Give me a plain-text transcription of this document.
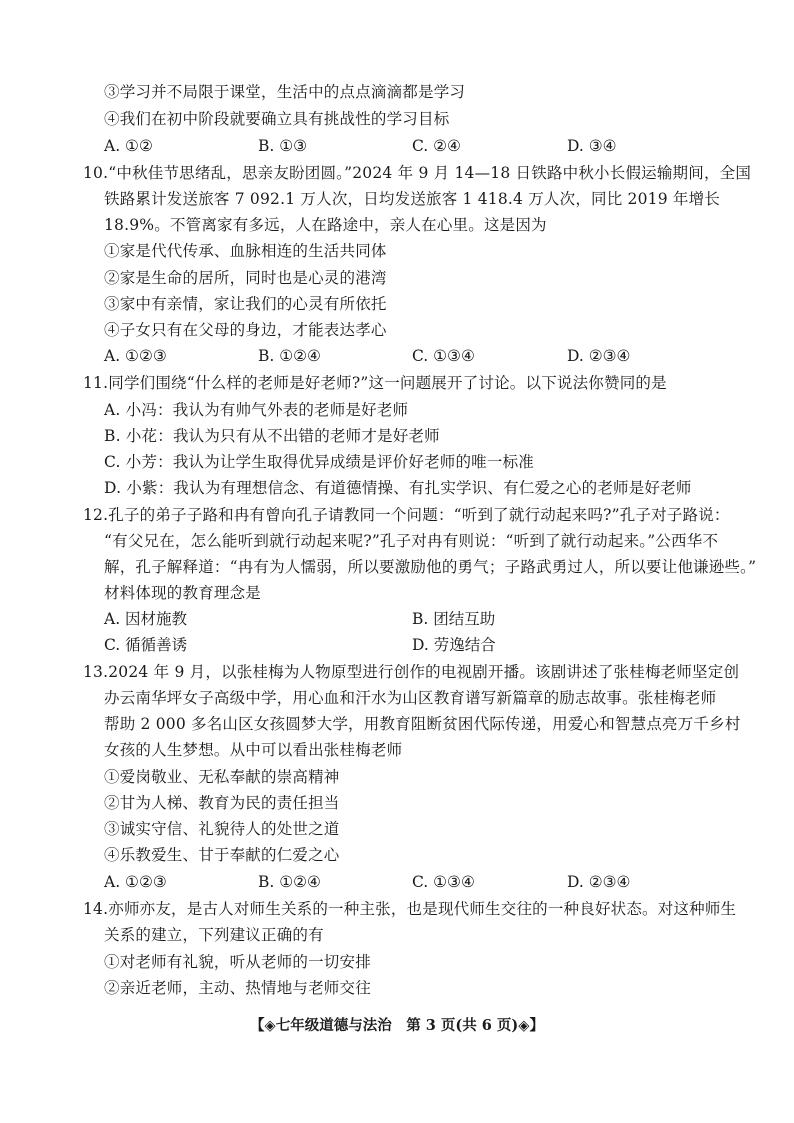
③学习并不局限于课堂，生活中的点点滴滴都是学习
④我们在初中阶段就要确立具有挑战性的学习目标
A. ①②	B. ①③	C. ②④	D. ③④
10.“中秋佳节思绪乱，思亲友盼团圆。”2024 年 9 月 14—18 日铁路中秋小长假运输期间，全国
铁路累计发送旅客 7 092.1 万人次，日均发送旅客 1 418.4 万人次，同比 2019 年增长
18.9%。不管离家有多远，人在路途中，亲人在心里。这是因为
①家是代代传承、血脉相连的生活共同体
②家是生命的居所，同时也是心灵的港湾
③家中有亲情，家让我们的心灵有所依托
④子女只有在父母的身边，才能表达孝心
A. ①②③	B. ①②④	C. ①③④	D. ②③④
11.同学们围绕“什么样的老师是好老师?”这一问题展开了讨论。以下说法你赞同的是
A. 小冯：我认为有帅气外表的老师是好老师
B. 小花：我认为只有从不出错的老师才是好老师
C. 小芳：我认为让学生取得优异成绩是评价好老师的唯一标准
D. 小紫：我认为有理想信念、有道德情操、有扎实学识、有仁爱之心的老师是好老师
12.孔子的弟子子路和冉有曾向孔子请教同一个问题：“听到了就行动起来吗?”孔子对子路说：
“有父兄在，怎么能听到就行动起来呢?”孔子对冉有则说：“听到了就行动起来。”公西华不
解，孔子解释道：“冉有为人懦弱，所以要激励他的勇气；子路武勇过人，所以要让他谦逊些。”
材料体现的教育理念是
A. 因材施教	B. 团结互助
C. 循循善诱	D. 劳逸结合
13.2024 年 9 月，以张桂梅为人物原型进行创作的电视剧开播。该剧讲述了张桂梅老师坚定创
办云南华坪女子高级中学，用心血和汗水为山区教育谱写新篇章的励志故事。张桂梅老师
帮助 2 000 多名山区女孩圆梦大学，用教育阻断贫困代际传递，用爱心和智慧点亮万千乡村
女孩的人生梦想。从中可以看出张桂梅老师
①爱岗敬业、无私奉献的崇高精神
②甘为人梯、教育为民的责任担当
③诚实守信、礼貌待人的处世之道
④乐教爱生、甘于奉献的仁爱之心
A. ①②③	B. ①②④	C. ①③④	D. ②③④
14.亦师亦友，是古人对师生关系的一种主张，也是现代师生交往的一种良好状态。对这种师生
关系的建立，下列建议正确的有
①对老师有礼貌，听从老师的一切安排
②亲近老师，主动、热情地与老师交往
【◈七年级道德与法治　第 3 页(共 6 页)◈】
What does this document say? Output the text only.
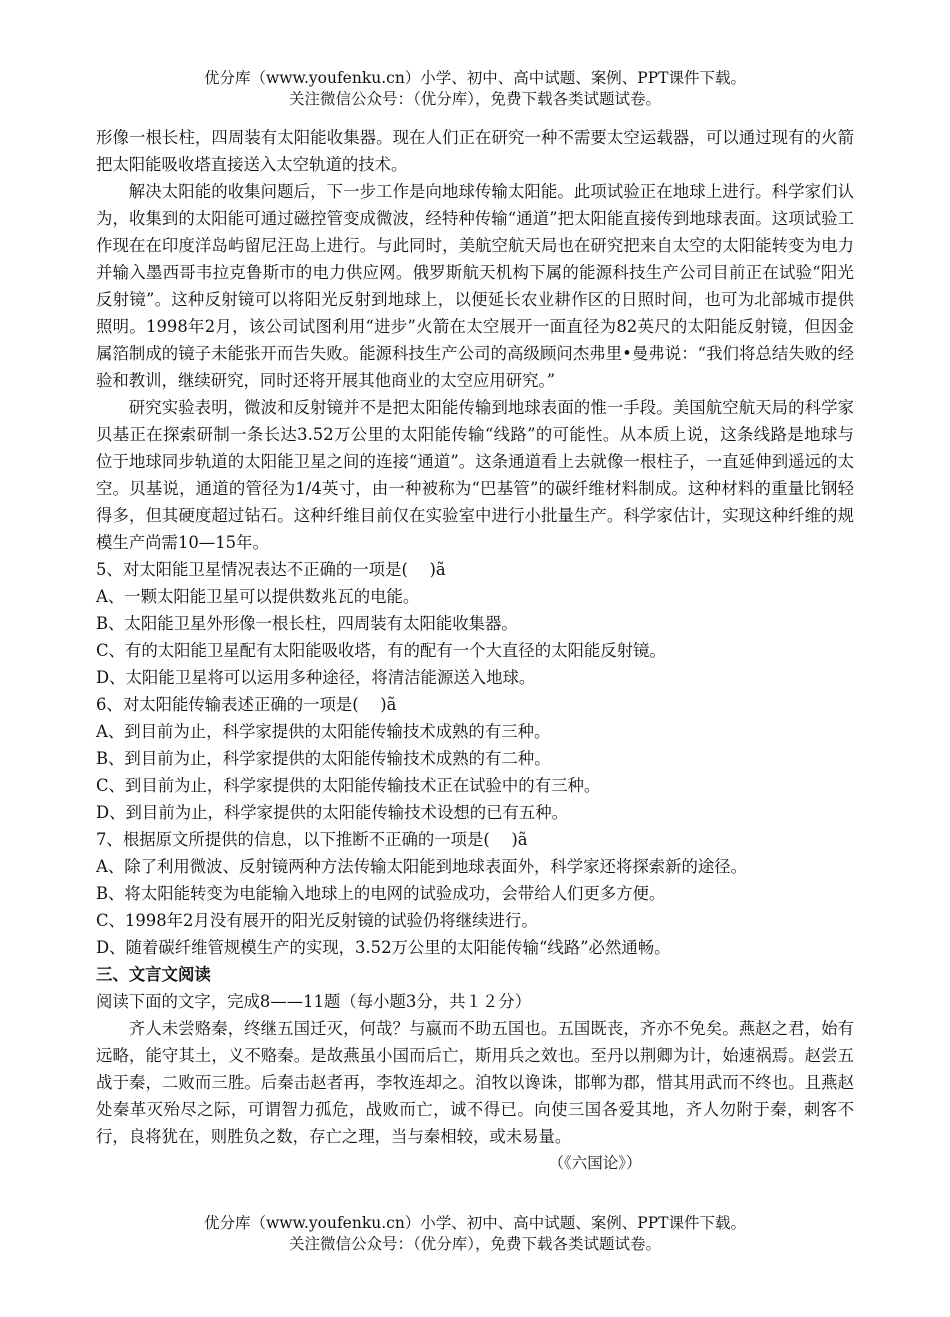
优分库（www.youfenku.cn）小学、初中、高中试题、案例、PPT课件下载。
关注微信公众号：（优分库），免费下载各类试题试卷。

形像一根长柱，四周装有太阳能收集器。现在人们正在研究一种不需要太空运载器，可以通过现有的火箭把太阳能吸收塔直接送入太空轨道的技术。

解决太阳能的收集问题后，下一步工作是向地球传输太阳能。此项试验正在地球上进行。科学家们认为，收集到的太阳能可通过磁控管变成微波，经特种传输“通道”把太阳能直接传到地球表面。这项试验工作现在在印度洋岛屿留尼汪岛上进行。与此同时，美航空航天局也在研究把来自太空的太阳能转变为电力并输入墨西哥韦拉克鲁斯市的电力供应网。俄罗斯航天机构下属的能源科技生产公司目前正在试验“阳光反射镜”。这种反射镜可以将阳光反射到地球上，以便延长农业耕作区的日照时间，也可为北部城市提供照明。1998年2月，该公司试图利用“进步”火箭在太空展开一面直径为82英尺的太阳能反射镜，但因金属箔制成的镜子未能张开而告失败。能源科技生产公司的高级顾问杰弗里•曼弗说：“我们将总结失败的经验和教训，继续研究，同时还将开展其他商业的太空应用研究。”

研究实验表明，微波和反射镜并不是把太阳能传输到地球表面的惟一手段。美国航空航天局的科学家贝基正在探索研制一条长达3.52万公里的太阳能传输“线路”的可能性。从本质上说，这条线路是地球与位于地球同步轨道的太阳能卫星之间的连接“通道”。这条通道看上去就像一根柱子，一直延伸到遥远的太空。贝基说，通道的管径为1/4英寸，由一种被称为“巴基管”的碳纤维材料制成。这种材料的重量比钢轻得多，但其硬度超过钻石。这种纤维目前仅在实验室中进行小批量生产。科学家估计，实现这种纤维的规模生产尚需10—15年。

5、对太阳能卫星情况表达不正确的一项是(　 )ã

A、一颗太阳能卫星可以提供数兆瓦的电能。

B、太阳能卫星外形像一根长柱，四周装有太阳能收集器。

C、有的太阳能卫星配有太阳能吸收塔，有的配有一个大直径的太阳能反射镜。

D、太阳能卫星将可以运用多种途径，将清洁能源送入地球。

6、对太阳能传输表述正确的一项是(　 )ã

A、到目前为止，科学家提供的太阳能传输技术成熟的有三种。

B、到目前为止，科学家提供的太阳能传输技术成熟的有二种。

C、到目前为止，科学家提供的太阳能传输技术正在试验中的有三种。

D、到目前为止，科学家提供的太阳能传输技术设想的已有五种。

7、根据原文所提供的信息，以下推断不正确的一项是(　 )ã

A、除了利用微波、反射镜两种方法传输太阳能到地球表面外，科学家还将探索新的途径。

B、将太阳能转变为电能输入地球上的电网的试验成功，会带给人们更多方便。

C、1998年2月没有展开的阳光反射镜的试验仍将继续进行。

D、随着碳纤维管规模生产的实现，3.52万公里的太阳能传输“线路”必然通畅。

三、文言文阅读

阅读下面的文字，完成8——11题（每小题3分，共１２分）

齐人未尝赂秦，终继五国迁灭，何哉？与嬴而不助五国也。五国既丧，齐亦不免矣。燕赵之君，始有远略，能守其土，义不赂秦。是故燕虽小国而后亡，斯用兵之效也。至丹以荆卿为计，始速祸焉。赵尝五战于秦，二败而三胜。后秦击赵者再，李牧连却之。洎牧以谗诛，邯郸为郡，惜其用武而不终也。且燕赵处秦革灭殆尽之际，可谓智力孤危，战败而亡，诚不得已。向使三国各爱其地，齐人勿附于秦，刺客不行，良将犹在，则胜负之数，存亡之理，当与秦相较，或未易量。

（《六国论》）

优分库（www.youfenku.cn）小学、初中、高中试题、案例、PPT课件下载。
关注微信公众号：（优分库），免费下载各类试题试卷。
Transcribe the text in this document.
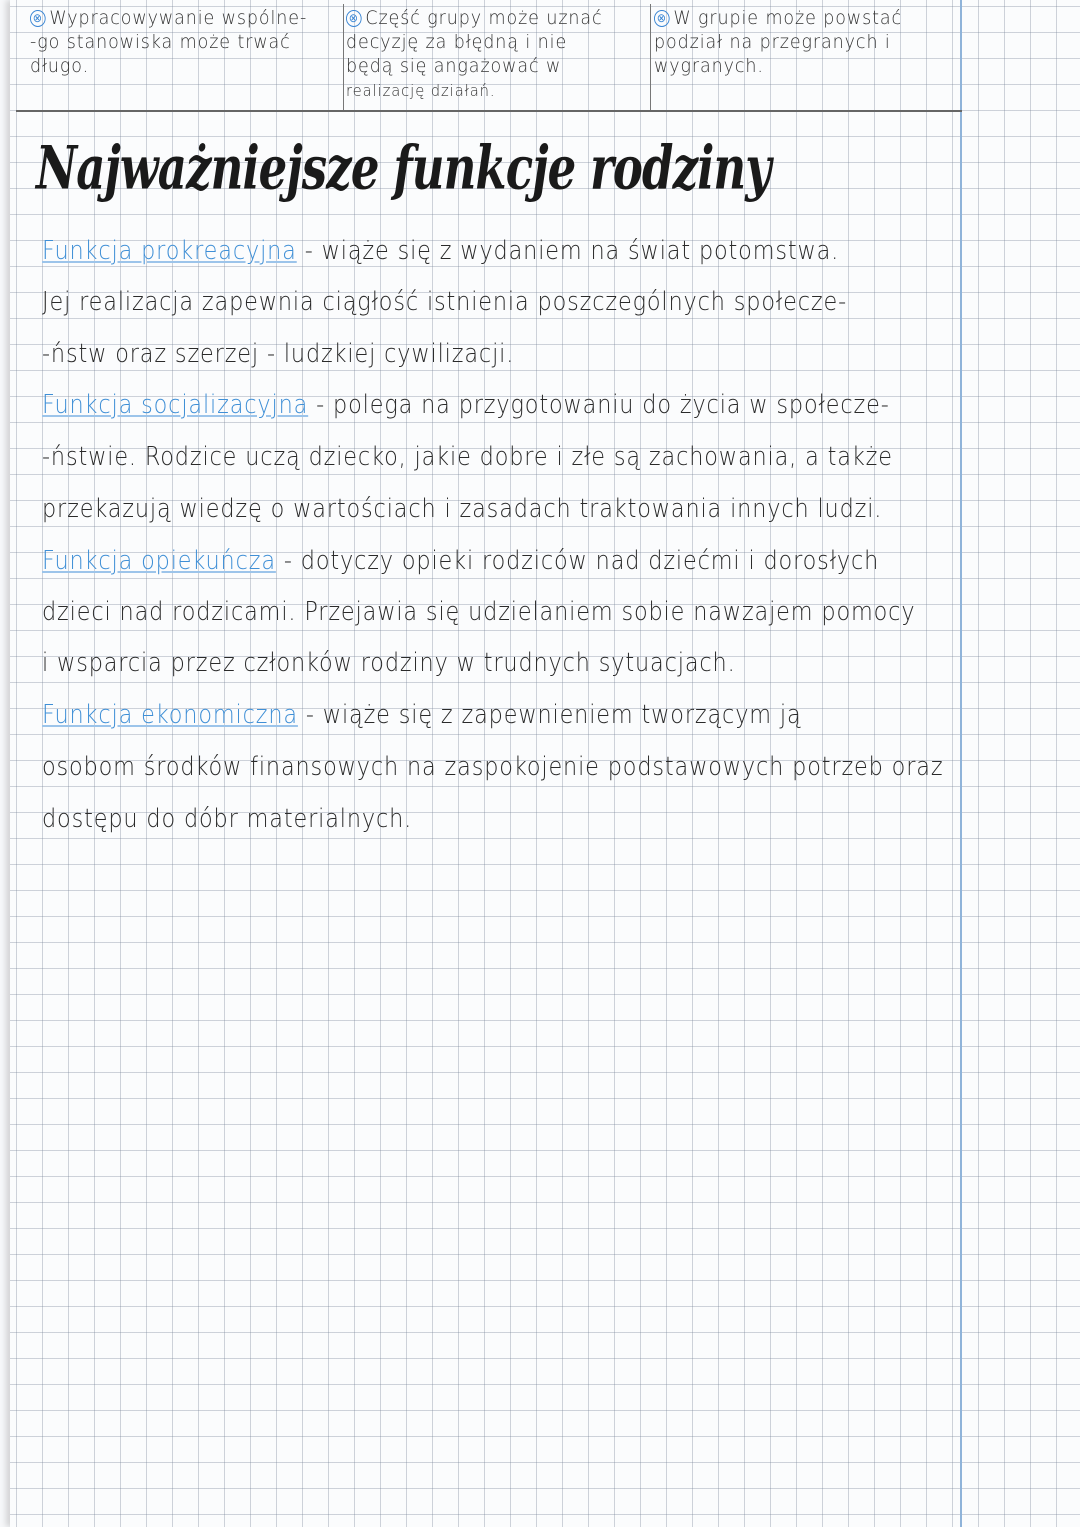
⊗ Wypracowywanie wspólne-
-go stanowiska może trwać
długo.
⊗ Część grupy może uznać
decyzję za błędną i nie
będą się angażować w
realizację działań.
⊗ W grupie może powstać
podział na przegranych i
wygranych.
Najważniejsze funkcje rodziny
Funkcja prokreacyjna - wiąże się z wydaniem na świat potomstwa.
Jej realizacja zapewnia ciągłość istnienia poszczególnych społecze-
-ństw oraz szerzej - ludzkiej cywilizacji.
Funkcja socjalizacyjna - polega na przygotowaniu do życia w społecze-
-ństwie. Rodzice uczą dziecko, jakie dobre i złe są zachowania, a także
przekazują wiedzę o wartościach i zasadach traktowania innych ludzi.
Funkcja opiekuńcza - dotyczy opieki rodziców nad dziećmi i dorosłych
dzieci nad rodzicami. Przejawia się udzielaniem sobie nawzajem pomocy
i wsparcia przez członków rodziny w trudnych sytuacjach.
Funkcja ekonomiczna - wiąże się z zapewnieniem tworzącym ją
osobom środków finansowych na zaspokojenie podstawowych potrzeb oraz
dostępu do dóbr materialnych.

__________

Write the material out again exactly as it appears, dropping the pictures.

Solved exercise:
Give me a plain-text transcription of this document.
③学习并不局限于课堂，生活中的点点滴滴都是学习
④我们在初中阶段就要确立具有挑战性的学习目标
A. ①②	B. ①③	C. ②④	D. ③④
10.“中秋佳节思绪乱，思亲友盼团圆。”2024 年 9 月 14—18 日铁路中秋小长假运输期间，全国
铁路累计发送旅客 7 092.1 万人次，日均发送旅客 1 418.4 万人次，同比 2019 年增长
18.9%。不管离家有多远，人在路途中，亲人在心里。这是因为
①家是代代传承、血脉相连的生活共同体
②家是生命的居所，同时也是心灵的港湾
③家中有亲情，家让我们的心灵有所依托
④子女只有在父母的身边，才能表达孝心
A. ①②③	B. ①②④	C. ①③④	D. ②③④
11.同学们围绕“什么样的老师是好老师?”这一问题展开了讨论。以下说法你赞同的是
A. 小冯：我认为有帅气外表的老师是好老师
B. 小花：我认为只有从不出错的老师才是好老师
C. 小芳：我认为让学生取得优异成绩是评价好老师的唯一标准
D. 小紫：我认为有理想信念、有道德情操、有扎实学识、有仁爱之心的老师是好老师
12.孔子的弟子子路和冉有曾向孔子请教同一个问题：“听到了就行动起来吗?”孔子对子路说：
“有父兄在，怎么能听到就行动起来呢?”孔子对冉有则说：“听到了就行动起来。”公西华不
解，孔子解释道：“冉有为人懦弱，所以要激励他的勇气；子路武勇过人，所以要让他谦逊些。”
材料体现的教育理念是
A. 因材施教	B. 团结互助
C. 循循善诱	D. 劳逸结合
13.2024 年 9 月，以张桂梅为人物原型进行创作的电视剧开播。该剧讲述了张桂梅老师坚定创
办云南华坪女子高级中学，用心血和汗水为山区教育谱写新篇章的励志故事。张桂梅老师
帮助 2 000 多名山区女孩圆梦大学，用教育阻断贫困代际传递，用爱心和智慧点亮万千乡村
女孩的人生梦想。从中可以看出张桂梅老师
①爱岗敬业、无私奉献的崇高精神
②甘为人梯、教育为民的责任担当
③诚实守信、礼貌待人的处世之道
④乐教爱生、甘于奉献的仁爱之心
A. ①②③	B. ①②④	C. ①③④	D. ②③④
14.亦师亦友，是古人对师生关系的一种主张，也是现代师生交往的一种良好状态。对这种师生
关系的建立，下列建议正确的有
①对老师有礼貌，听从老师的一切安排
②亲近老师，主动、热情地与老师交往
【◈七年级道德与法治　第 3 页(共 6 页)◈】
What does this document say? Output the text only.
优分库（www.youfenku.cn）小学、初中、高中试题、案例、PPT课件下载。
关注微信公众号：（优分库），免费下载各类试题试卷。

形像一根长柱，四周装有太阳能收集器。现在人们正在研究一种不需要太空运载器，可以通过现有的火箭把太阳能吸收塔直接送入太空轨道的技术。

解决太阳能的收集问题后，下一步工作是向地球传输太阳能。此项试验正在地球上进行。科学家们认为，收集到的太阳能可通过磁控管变成微波，经特种传输“通道”把太阳能直接传到地球表面。这项试验工作现在在印度洋岛屿留尼汪岛上进行。与此同时，美航空航天局也在研究把来自太空的太阳能转变为电力并输入墨西哥韦拉克鲁斯市的电力供应网。俄罗斯航天机构下属的能源科技生产公司目前正在试验“阳光反射镜”。这种反射镜可以将阳光反射到地球上，以便延长农业耕作区的日照时间，也可为北部城市提供照明。1998年2月，该公司试图利用“进步”火箭在太空展开一面直径为82英尺的太阳能反射镜，但因金属箔制成的镜子未能张开而告失败。能源科技生产公司的高级顾问杰弗里•曼弗说：“我们将总结失败的经验和教训，继续研究，同时还将开展其他商业的太空应用研究。”

研究实验表明，微波和反射镜并不是把太阳能传输到地球表面的惟一手段。美国航空航天局的科学家贝基正在探索研制一条长达3.52万公里的太阳能传输“线路”的可能性。从本质上说，这条线路是地球与位于地球同步轨道的太阳能卫星之间的连接“通道”。这条通道看上去就像一根柱子，一直延伸到遥远的太空。贝基说，通道的管径为1/4英寸，由一种被称为“巴基管”的碳纤维材料制成。这种材料的重量比钢轻得多，但其硬度超过钻石。这种纤维目前仅在实验室中进行小批量生产。科学家估计，实现这种纤维的规模生产尚需10—15年。

5、对太阳能卫星情况表达不正确的一项是(　 )ã

A、一颗太阳能卫星可以提供数兆瓦的电能。

B、太阳能卫星外形像一根长柱，四周装有太阳能收集器。

C、有的太阳能卫星配有太阳能吸收塔，有的配有一个大直径的太阳能反射镜。

D、太阳能卫星将可以运用多种途径，将清洁能源送入地球。

6、对太阳能传输表述正确的一项是(　 )ã

A、到目前为止，科学家提供的太阳能传输技术成熟的有三种。

B、到目前为止，科学家提供的太阳能传输技术成熟的有二种。

C、到目前为止，科学家提供的太阳能传输技术正在试验中的有三种。

D、到目前为止，科学家提供的太阳能传输技术设想的已有五种。

7、根据原文所提供的信息，以下推断不正确的一项是(　 )ã

A、除了利用微波、反射镜两种方法传输太阳能到地球表面外，科学家还将探索新的途径。

B、将太阳能转变为电能输入地球上的电网的试验成功，会带给人们更多方便。

C、1998年2月没有展开的阳光反射镜的试验仍将继续进行。

D、随着碳纤维管规模生产的实现，3.52万公里的太阳能传输“线路”必然通畅。

三、文言文阅读

阅读下面的文字，完成8——11题（每小题3分，共１２分）

齐人未尝赂秦，终继五国迁灭，何哉？与嬴而不助五国也。五国既丧，齐亦不免矣。燕赵之君，始有远略，能守其土，义不赂秦。是故燕虽小国而后亡，斯用兵之效也。至丹以荆卿为计，始速祸焉。赵尝五战于秦，二败而三胜。后秦击赵者再，李牧连却之。洎牧以谗诛，邯郸为郡，惜其用武而不终也。且燕赵处秦革灭殆尽之际，可谓智力孤危，战败而亡，诚不得已。向使三国各爱其地，齐人勿附于秦，刺客不行，良将犹在，则胜负之数，存亡之理，当与秦相较，或未易量。

（《六国论》）

优分库（www.youfenku.cn）小学、初中、高中试题、案例、PPT课件下载。
关注微信公众号：（优分库），免费下载各类试题试卷。
Transcribe the text in this document.
⊗ Wypracowywanie wspólne-
-go stanowiska może trwać
długo.
⊗ Część grupy może uznać
decyzję za błędną i nie
będą się angażować w
realizację działań.
⊗ W grupie może powstać
podział na przegranych i
wygranych.
Najważniejsze funkcje rodziny
Funkcja prokreacyjna - wiąże się z wydaniem na świat potomstwa.
Jej realizacja zapewnia ciągłość istnienia poszczególnych społecze-
-ństw oraz szerzej - ludzkiej cywilizacji.
Funkcja socjalizacyjna - polega na przygotowaniu do życia w społecze-
-ństwie. Rodzice uczą dziecko, jakie dobre i złe są zachowania, a także
przekazują wiedzę o wartościach i zasadach traktowania innych ludzi.
Funkcja opiekuńcza - dotyczy opieki rodziców nad dziećmi i dorosłych
dzieci nad rodzicami. Przejawia się udzielaniem sobie nawzajem pomocy
i wsparcia przez członków rodziny w trudnych sytuacjach.
Funkcja ekonomiczna - wiąże się z zapewnieniem tworzącym ją
osobom środków finansowych na zaspokojenie podstawowych potrzeb oraz
dostępu do dóbr materialnych.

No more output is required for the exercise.